- Input -

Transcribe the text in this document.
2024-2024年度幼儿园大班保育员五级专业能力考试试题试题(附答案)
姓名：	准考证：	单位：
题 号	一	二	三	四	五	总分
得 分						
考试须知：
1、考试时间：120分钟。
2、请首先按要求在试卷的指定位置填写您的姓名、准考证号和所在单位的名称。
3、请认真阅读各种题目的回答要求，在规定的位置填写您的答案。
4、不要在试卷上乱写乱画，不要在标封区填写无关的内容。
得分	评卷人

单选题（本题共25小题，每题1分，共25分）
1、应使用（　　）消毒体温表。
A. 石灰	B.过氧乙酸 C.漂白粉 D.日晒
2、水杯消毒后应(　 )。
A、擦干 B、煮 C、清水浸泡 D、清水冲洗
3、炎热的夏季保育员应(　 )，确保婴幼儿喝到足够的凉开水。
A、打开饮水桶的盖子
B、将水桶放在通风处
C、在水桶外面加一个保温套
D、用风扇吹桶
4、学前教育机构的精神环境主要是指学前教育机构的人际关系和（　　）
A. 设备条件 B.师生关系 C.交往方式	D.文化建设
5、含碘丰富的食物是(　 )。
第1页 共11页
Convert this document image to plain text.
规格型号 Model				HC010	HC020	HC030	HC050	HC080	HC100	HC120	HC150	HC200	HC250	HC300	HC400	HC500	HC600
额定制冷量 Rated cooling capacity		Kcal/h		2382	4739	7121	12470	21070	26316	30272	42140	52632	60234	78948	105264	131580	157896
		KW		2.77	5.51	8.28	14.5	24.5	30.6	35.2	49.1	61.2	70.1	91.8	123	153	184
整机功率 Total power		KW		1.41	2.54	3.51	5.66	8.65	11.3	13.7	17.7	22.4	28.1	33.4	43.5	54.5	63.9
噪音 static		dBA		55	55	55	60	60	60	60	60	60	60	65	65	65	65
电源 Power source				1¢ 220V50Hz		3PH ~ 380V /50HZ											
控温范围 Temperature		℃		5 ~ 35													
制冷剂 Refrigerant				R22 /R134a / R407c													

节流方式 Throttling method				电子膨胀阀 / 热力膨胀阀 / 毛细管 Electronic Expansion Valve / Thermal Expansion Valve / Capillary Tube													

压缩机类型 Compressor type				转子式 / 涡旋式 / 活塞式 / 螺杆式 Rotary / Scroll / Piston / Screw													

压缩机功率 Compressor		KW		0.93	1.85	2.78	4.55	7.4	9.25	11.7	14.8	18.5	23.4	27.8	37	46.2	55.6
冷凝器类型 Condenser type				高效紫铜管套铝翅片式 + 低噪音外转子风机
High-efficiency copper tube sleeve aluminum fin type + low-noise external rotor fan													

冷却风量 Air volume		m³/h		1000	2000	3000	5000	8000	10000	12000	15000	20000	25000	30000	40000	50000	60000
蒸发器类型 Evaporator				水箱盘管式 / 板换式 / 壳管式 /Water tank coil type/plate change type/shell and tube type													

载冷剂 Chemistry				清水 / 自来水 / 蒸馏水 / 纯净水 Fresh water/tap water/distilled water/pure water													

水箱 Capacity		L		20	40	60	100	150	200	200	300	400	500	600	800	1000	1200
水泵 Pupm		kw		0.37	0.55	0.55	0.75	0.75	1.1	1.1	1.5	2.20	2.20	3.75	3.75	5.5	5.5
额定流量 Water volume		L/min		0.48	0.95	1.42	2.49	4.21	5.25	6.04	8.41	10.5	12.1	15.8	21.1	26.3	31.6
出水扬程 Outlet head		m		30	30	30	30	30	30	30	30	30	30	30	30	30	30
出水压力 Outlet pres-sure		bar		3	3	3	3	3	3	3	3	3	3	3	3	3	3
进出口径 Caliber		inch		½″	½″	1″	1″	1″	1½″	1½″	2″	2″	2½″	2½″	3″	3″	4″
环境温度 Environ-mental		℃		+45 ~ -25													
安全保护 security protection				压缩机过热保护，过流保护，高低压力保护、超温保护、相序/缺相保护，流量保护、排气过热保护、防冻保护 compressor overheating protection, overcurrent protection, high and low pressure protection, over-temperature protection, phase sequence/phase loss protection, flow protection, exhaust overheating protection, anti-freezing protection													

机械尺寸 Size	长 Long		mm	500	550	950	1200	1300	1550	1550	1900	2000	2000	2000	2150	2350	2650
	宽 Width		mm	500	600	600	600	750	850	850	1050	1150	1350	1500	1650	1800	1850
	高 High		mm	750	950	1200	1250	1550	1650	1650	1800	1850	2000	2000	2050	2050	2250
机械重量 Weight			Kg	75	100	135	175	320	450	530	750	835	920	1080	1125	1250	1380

- Task description -
Reproduce each line verbatim.

- Written solution -
Transcribe the text in this document.
2024-2024年度幼儿园大班保育员五级专业能力考试试题试题(附答案)
姓名：	准考证：	单位：
题 号	一	二	三	四	五	总分
得 分						
考试须知：
1、考试时间：120分钟。
2、请首先按要求在试卷的指定位置填写您的姓名、准考证号和所在单位的名称。
3、请认真阅读各种题目的回答要求，在规定的位置填写您的答案。
4、不要在试卷上乱写乱画，不要在标封区填写无关的内容。
得分	评卷人

单选题（本题共25小题，每题1分，共25分）
1、应使用（　　）消毒体温表。
A. 石灰	B.过氧乙酸 C.漂白粉 D.日晒
2、水杯消毒后应(　 )。
A、擦干 B、煮 C、清水浸泡 D、清水冲洗
3、炎热的夏季保育员应(　 )，确保婴幼儿喝到足够的凉开水。
A、打开饮水桶的盖子
B、将水桶放在通风处
C、在水桶外面加一个保温套
D、用风扇吹桶
4、学前教育机构的精神环境主要是指学前教育机构的人际关系和（　　）
A. 设备条件 B.师生关系 C.交往方式	D.文化建设
5、含碘丰富的食物是(　 )。
第1页 共11页
Convert this document image to plain text.
规格型号 Model				HC010	HC020	HC030	HC050	HC080	HC100	HC120	HC150	HC200	HC250	HC300	HC400	HC500	HC600
额定制冷量 Rated cooling capacity		Kcal/h		2382	4739	7121	12470	21070	26316	30272	42140	52632	60234	78948	105264	131580	157896
		KW		2.77	5.51	8.28	14.5	24.5	30.6	35.2	49.1	61.2	70.1	91.8	123	153	184
整机功率 Total power		KW		1.41	2.54	3.51	5.66	8.65	11.3	13.7	17.7	22.4	28.1	33.4	43.5	54.5	63.9
噪音 static		dBA		55	55	55	60	60	60	60	60	60	60	65	65	65	65
电源 Power source				1¢ 220V50Hz		3PH ~ 380V /50HZ											
控温范围 Temperature		℃		5 ~ 35													
制冷剂 Refrigerant				R22 /R134a / R407c													

节流方式 Throttling method				电子膨胀阀 / 热力膨胀阀 / 毛细管 Electronic Expansion Valve / Thermal Expansion Valve / Capillary Tube													

压缩机类型 Compressor type				转子式 / 涡旋式 / 活塞式 / 螺杆式 Rotary / Scroll / Piston / Screw													

压缩机功率 Compressor		KW		0.93	1.85	2.78	4.55	7.4	9.25	11.7	14.8	18.5	23.4	27.8	37	46.2	55.6
冷凝器类型 Condenser type				高效紫铜管套铝翅片式 + 低噪音外转子风机
High-efficiency copper tube sleeve aluminum fin type + low-noise external rotor fan													

冷却风量 Air volume		m³/h		1000	2000	3000	5000	8000	10000	12000	15000	20000	25000	30000	40000	50000	60000
蒸发器类型 Evaporator				水箱盘管式 / 板换式 / 壳管式 /Water tank coil type/plate change type/shell and tube type													

载冷剂 Chemistry				清水 / 自来水 / 蒸馏水 / 纯净水 Fresh water/tap water/distilled water/pure water													

水箱 Capacity		L		20	40	60	100	150	200	200	300	400	500	600	800	1000	1200
水泵 Pupm		kw		0.37	0.55	0.55	0.75	0.75	1.1	1.1	1.5	2.20	2.20	3.75	3.75	5.5	5.5
额定流量 Water volume		L/min		0.48	0.95	1.42	2.49	4.21	5.25	6.04	8.41	10.5	12.1	15.8	21.1	26.3	31.6
出水扬程 Outlet head		m		30	30	30	30	30	30	30	30	30	30	30	30	30	30
出水压力 Outlet pres-sure		bar		3	3	3	3	3	3	3	3	3	3	3	3	3	3
进出口径 Caliber		inch		½″	½″	1″	1″	1″	1½″	1½″	2″	2″	2½″	2½″	3″	3″	4″
环境温度 Environ-mental		℃		+45 ~ -25													
安全保护 security protection				压缩机过热保护，过流保护，高低压力保护、超温保护、相序/缺相保护，流量保护、排气过热保护、防冻保护 compressor overheating protection, overcurrent protection, high and low pressure protection, over-temperature protection, phase sequence/phase loss protection, flow protection, exhaust overheating protection, anti-freezing protection													

机械尺寸 Size	长 Long		mm	500	550	950	1200	1300	1550	1550	1900	2000	2000	2000	2150	2350	2650
	宽 Width		mm	500	600	600	600	750	850	850	1050	1150	1350	1500	1650	1800	1850
	高 High		mm	750	950	1200	1250	1550	1650	1650	1800	1850	2000	2000	2050	2050	2250
机械重量 Weight			Kg	75	100	135	175	320	450	530	750	835	920	1080	1125	1250	1380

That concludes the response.